>> start DATASET ROWS

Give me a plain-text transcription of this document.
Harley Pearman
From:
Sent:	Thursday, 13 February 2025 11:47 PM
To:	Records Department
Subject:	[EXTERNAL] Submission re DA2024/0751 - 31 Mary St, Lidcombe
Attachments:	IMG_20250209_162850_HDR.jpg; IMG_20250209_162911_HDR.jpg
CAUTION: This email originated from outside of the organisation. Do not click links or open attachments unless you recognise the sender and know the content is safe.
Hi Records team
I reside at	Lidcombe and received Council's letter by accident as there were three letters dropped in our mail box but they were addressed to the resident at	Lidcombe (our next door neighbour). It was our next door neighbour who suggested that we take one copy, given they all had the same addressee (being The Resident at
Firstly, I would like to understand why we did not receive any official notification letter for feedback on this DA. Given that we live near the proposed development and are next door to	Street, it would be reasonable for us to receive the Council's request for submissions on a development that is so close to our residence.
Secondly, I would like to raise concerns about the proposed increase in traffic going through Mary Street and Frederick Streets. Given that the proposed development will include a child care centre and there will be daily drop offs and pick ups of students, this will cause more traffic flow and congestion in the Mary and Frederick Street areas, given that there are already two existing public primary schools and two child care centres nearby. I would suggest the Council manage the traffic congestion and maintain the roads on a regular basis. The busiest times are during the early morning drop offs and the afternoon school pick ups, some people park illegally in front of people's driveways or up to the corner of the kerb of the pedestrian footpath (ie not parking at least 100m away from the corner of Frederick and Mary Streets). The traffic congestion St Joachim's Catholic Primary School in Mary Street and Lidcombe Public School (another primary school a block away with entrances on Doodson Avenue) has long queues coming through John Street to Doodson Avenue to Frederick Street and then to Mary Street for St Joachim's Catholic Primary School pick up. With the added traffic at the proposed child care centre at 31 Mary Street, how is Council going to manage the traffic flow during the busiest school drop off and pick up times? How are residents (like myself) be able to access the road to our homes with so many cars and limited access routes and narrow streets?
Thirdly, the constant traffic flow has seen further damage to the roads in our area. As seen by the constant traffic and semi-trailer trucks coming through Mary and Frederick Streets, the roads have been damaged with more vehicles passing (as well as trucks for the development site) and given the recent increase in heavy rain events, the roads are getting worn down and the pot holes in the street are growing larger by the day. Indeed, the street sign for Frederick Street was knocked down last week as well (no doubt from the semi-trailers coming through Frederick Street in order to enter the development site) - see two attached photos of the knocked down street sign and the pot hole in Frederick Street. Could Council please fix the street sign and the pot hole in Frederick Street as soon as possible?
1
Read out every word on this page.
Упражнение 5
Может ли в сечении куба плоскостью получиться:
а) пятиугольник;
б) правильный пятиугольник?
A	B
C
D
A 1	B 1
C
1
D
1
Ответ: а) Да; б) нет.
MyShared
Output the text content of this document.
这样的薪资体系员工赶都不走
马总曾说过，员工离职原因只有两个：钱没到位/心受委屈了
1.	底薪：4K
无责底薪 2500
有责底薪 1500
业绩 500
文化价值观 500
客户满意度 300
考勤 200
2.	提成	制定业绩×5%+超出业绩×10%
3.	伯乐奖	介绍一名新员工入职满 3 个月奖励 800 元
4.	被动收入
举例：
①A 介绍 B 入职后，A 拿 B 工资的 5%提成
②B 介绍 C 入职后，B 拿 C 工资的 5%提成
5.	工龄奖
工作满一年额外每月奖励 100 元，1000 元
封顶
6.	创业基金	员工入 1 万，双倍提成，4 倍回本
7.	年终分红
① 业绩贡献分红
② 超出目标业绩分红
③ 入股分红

>> end DATASET ROWS

• **AIM OF THE TASK**:
Copy the lines from the entries above in which the word "document" appears.

• **RESULT FOR THIS EXERCISE**:
Give me a plain-text transcription of this document.
Output the text content of this document.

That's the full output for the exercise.